### Stored rows
-------

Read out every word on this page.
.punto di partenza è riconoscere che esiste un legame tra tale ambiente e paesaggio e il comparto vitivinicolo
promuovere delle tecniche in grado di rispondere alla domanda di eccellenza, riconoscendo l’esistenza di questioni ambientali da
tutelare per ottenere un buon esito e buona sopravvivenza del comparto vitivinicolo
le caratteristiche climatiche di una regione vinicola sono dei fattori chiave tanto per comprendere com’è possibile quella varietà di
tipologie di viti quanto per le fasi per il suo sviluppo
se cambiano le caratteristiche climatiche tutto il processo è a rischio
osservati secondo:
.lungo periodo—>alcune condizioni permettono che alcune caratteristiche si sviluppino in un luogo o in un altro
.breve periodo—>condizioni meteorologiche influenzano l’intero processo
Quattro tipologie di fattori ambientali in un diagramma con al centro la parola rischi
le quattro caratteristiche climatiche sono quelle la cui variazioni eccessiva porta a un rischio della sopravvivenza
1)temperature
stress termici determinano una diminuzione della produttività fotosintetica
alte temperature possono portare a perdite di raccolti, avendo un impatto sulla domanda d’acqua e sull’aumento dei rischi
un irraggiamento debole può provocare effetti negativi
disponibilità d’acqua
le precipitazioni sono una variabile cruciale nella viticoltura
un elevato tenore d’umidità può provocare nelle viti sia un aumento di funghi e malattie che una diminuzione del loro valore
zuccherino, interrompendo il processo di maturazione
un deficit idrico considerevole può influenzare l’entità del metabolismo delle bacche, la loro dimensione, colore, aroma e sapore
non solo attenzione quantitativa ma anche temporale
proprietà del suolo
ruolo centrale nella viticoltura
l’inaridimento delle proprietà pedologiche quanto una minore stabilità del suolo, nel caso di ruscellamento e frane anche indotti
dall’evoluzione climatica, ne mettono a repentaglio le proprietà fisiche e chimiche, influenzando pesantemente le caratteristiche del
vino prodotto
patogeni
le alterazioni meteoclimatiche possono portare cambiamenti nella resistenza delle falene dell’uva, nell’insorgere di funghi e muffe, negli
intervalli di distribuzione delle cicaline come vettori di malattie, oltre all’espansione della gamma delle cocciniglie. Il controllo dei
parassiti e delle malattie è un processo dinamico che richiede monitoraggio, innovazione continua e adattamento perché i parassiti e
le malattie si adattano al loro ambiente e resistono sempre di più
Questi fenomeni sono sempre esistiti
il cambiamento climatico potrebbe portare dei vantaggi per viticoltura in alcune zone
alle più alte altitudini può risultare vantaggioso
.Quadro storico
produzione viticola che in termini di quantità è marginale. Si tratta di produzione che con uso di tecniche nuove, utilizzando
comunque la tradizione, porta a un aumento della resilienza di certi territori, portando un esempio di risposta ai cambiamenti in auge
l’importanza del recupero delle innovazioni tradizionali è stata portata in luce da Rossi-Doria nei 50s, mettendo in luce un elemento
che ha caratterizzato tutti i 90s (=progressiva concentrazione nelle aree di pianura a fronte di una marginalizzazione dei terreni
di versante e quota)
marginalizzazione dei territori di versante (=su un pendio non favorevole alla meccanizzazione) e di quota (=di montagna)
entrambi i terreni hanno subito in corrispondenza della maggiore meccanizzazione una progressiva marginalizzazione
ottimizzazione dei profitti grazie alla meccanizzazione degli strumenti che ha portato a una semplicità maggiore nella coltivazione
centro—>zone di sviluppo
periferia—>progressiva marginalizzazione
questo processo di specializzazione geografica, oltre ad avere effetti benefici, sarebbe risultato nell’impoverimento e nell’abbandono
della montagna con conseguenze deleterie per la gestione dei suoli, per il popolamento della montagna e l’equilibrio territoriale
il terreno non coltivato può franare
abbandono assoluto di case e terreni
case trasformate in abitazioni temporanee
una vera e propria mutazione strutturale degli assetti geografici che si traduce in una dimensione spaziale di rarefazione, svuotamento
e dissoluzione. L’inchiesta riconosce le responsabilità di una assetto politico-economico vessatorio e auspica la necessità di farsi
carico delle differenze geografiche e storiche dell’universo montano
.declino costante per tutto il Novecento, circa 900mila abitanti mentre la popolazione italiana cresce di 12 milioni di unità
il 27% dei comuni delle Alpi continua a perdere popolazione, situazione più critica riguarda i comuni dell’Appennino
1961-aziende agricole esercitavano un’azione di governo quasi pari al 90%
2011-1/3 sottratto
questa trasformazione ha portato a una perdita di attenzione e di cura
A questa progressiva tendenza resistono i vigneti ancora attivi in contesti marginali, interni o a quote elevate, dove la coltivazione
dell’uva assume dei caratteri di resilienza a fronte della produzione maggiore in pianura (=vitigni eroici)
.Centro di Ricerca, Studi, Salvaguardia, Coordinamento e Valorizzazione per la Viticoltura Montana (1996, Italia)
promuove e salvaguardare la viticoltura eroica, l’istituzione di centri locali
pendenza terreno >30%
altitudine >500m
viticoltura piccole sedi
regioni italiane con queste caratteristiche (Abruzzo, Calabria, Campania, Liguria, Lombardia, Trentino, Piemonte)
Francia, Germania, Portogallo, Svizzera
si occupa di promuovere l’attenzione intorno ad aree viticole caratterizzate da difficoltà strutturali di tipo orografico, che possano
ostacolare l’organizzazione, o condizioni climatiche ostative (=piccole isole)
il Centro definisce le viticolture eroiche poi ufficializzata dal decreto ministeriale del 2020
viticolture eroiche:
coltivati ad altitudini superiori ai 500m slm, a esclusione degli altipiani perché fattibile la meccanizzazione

-------

### Written task
Give only the number of lines in the records that contain the string "fronte".

### Solution to the exercise
2